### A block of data
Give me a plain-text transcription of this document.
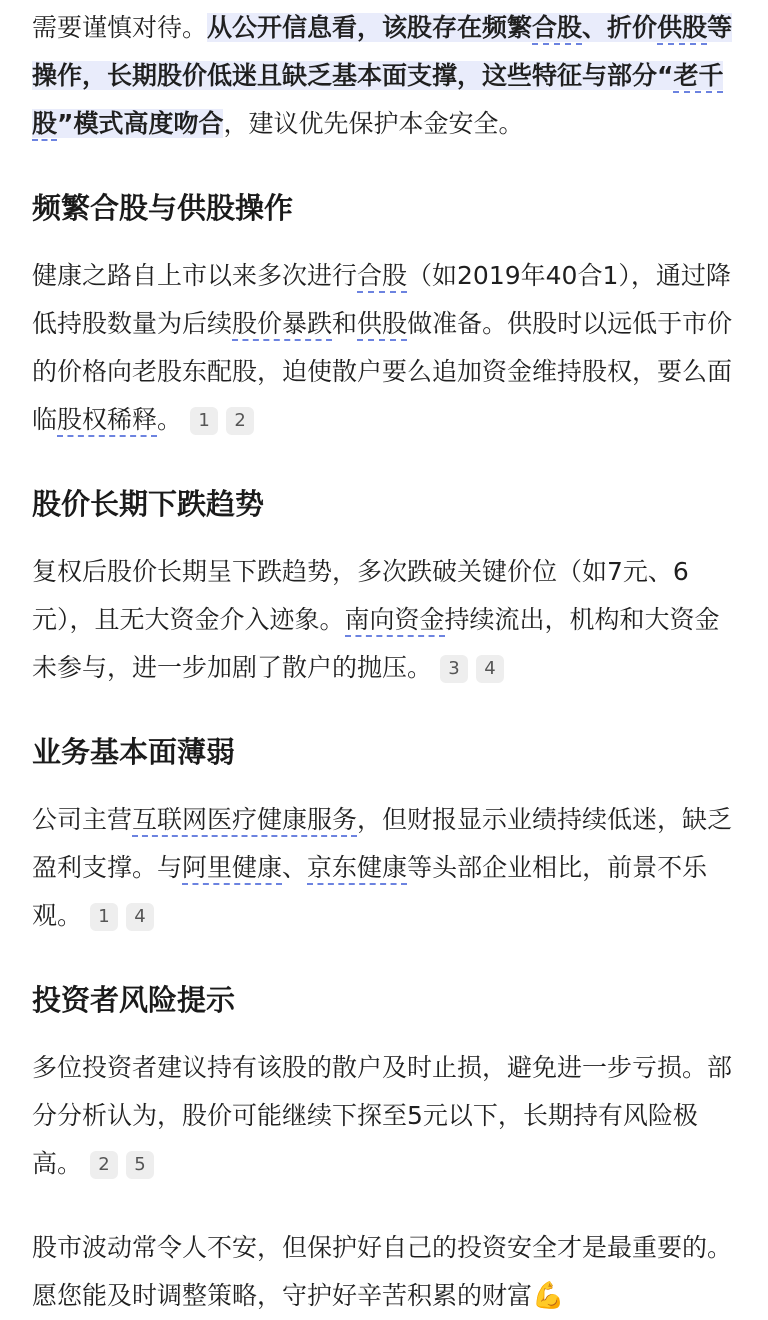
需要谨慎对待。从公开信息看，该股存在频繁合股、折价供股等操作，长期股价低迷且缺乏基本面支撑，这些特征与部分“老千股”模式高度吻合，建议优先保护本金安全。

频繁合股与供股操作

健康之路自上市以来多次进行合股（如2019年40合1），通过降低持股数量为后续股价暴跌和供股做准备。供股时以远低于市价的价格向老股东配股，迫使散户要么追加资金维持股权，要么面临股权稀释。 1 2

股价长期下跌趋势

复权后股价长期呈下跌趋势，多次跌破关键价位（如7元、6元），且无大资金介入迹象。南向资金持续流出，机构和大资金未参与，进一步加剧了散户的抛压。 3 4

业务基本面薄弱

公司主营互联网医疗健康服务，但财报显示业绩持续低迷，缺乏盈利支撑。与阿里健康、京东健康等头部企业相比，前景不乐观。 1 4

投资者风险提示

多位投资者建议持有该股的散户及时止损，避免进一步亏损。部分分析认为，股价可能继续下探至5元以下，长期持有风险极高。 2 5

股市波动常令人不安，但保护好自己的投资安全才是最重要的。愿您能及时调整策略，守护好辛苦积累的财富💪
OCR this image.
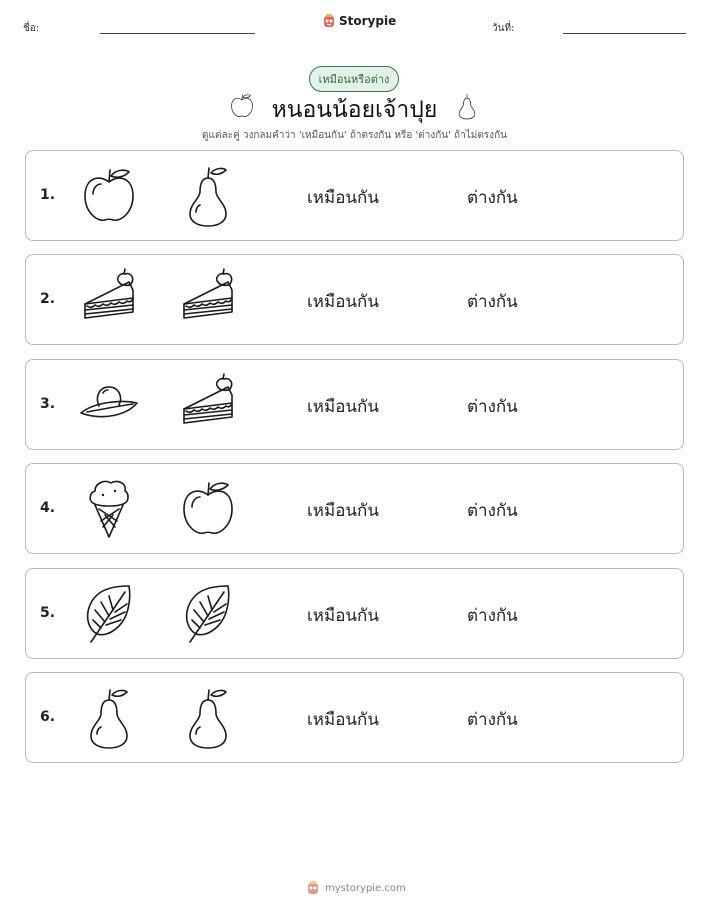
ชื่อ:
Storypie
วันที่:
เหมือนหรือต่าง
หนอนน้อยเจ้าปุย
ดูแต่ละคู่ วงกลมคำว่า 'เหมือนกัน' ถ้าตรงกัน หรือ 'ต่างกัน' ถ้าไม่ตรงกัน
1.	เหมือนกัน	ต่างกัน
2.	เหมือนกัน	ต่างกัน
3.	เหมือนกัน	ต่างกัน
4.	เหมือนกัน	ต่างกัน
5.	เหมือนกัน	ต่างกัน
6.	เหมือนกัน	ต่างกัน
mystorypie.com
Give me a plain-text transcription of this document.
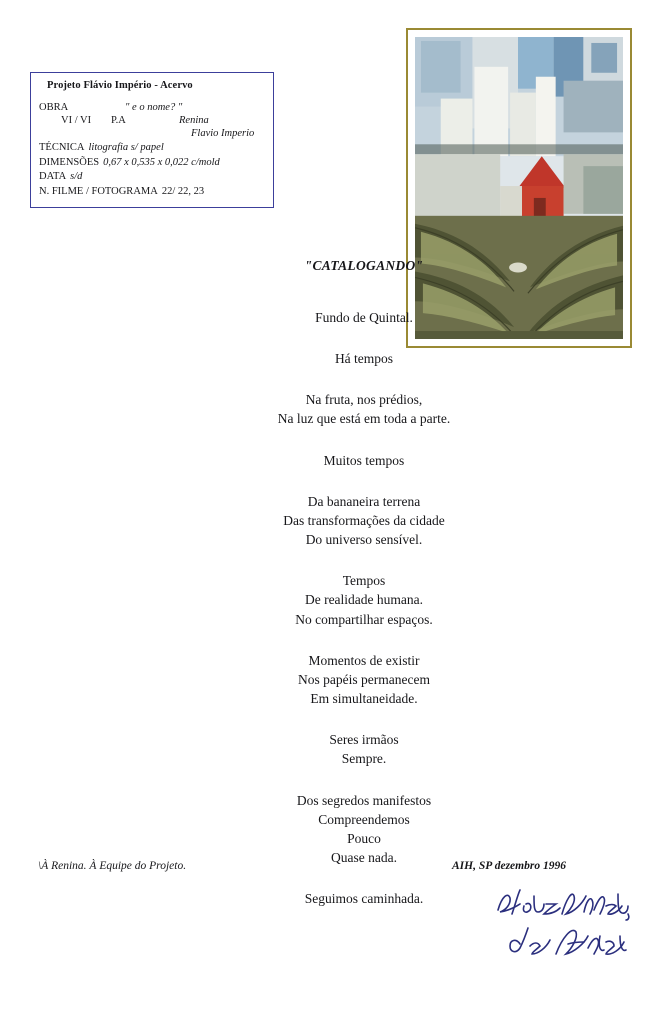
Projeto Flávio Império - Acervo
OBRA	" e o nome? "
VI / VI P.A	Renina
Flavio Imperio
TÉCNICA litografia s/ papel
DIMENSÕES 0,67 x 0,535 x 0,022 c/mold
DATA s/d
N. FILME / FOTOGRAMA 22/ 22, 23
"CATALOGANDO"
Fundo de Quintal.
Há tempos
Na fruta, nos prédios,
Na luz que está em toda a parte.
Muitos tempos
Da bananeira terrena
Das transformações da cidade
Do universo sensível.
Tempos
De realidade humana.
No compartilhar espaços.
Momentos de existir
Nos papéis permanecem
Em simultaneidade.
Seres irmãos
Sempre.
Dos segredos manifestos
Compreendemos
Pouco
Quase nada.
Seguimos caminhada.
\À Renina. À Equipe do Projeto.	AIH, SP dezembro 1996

---

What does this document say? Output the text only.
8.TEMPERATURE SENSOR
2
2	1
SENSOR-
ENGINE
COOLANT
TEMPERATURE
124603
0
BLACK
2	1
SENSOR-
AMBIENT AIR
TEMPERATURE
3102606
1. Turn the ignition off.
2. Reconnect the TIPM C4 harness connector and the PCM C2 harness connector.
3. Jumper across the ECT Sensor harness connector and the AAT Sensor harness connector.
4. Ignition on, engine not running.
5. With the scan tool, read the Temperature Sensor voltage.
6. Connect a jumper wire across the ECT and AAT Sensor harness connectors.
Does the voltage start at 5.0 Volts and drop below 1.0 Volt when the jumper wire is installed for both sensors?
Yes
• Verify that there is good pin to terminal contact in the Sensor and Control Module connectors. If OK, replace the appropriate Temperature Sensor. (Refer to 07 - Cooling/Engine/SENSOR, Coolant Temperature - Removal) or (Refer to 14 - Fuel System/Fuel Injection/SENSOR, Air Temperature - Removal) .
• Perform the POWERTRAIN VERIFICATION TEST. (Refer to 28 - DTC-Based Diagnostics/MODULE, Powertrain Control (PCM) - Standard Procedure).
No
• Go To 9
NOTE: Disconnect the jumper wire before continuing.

* * *

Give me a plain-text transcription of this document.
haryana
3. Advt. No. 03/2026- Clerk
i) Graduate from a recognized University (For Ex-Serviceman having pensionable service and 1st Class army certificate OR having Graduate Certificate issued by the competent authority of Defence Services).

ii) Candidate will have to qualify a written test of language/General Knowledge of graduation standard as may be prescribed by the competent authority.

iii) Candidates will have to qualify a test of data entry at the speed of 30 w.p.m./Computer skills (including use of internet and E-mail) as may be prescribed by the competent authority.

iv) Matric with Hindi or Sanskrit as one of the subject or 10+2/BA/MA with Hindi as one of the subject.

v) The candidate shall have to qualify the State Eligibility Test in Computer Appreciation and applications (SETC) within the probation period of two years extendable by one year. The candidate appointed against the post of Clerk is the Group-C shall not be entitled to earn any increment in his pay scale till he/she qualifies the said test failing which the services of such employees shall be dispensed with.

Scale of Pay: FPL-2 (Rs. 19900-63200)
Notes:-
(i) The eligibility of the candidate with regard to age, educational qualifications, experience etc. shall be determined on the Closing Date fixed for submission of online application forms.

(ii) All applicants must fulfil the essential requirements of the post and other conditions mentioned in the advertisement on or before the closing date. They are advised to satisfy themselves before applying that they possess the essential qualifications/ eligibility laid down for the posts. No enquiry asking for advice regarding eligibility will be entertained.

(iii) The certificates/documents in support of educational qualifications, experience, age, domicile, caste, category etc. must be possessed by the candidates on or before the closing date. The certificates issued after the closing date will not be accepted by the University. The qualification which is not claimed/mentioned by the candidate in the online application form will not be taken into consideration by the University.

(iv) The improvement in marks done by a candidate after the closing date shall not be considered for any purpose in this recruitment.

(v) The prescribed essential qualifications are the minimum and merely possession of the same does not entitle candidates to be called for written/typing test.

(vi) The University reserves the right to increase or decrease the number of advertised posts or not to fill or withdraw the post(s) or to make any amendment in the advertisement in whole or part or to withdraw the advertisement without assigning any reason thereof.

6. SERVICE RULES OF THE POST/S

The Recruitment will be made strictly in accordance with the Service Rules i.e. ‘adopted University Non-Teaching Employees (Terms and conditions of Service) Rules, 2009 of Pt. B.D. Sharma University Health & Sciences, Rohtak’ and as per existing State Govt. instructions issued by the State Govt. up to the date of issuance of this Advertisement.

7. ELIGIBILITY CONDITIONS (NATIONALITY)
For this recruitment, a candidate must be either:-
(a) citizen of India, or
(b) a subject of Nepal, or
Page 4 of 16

### What this task involves
Say how many lines of the data hold the string "educational". Reply with the number alone.

### Response for this exercise
2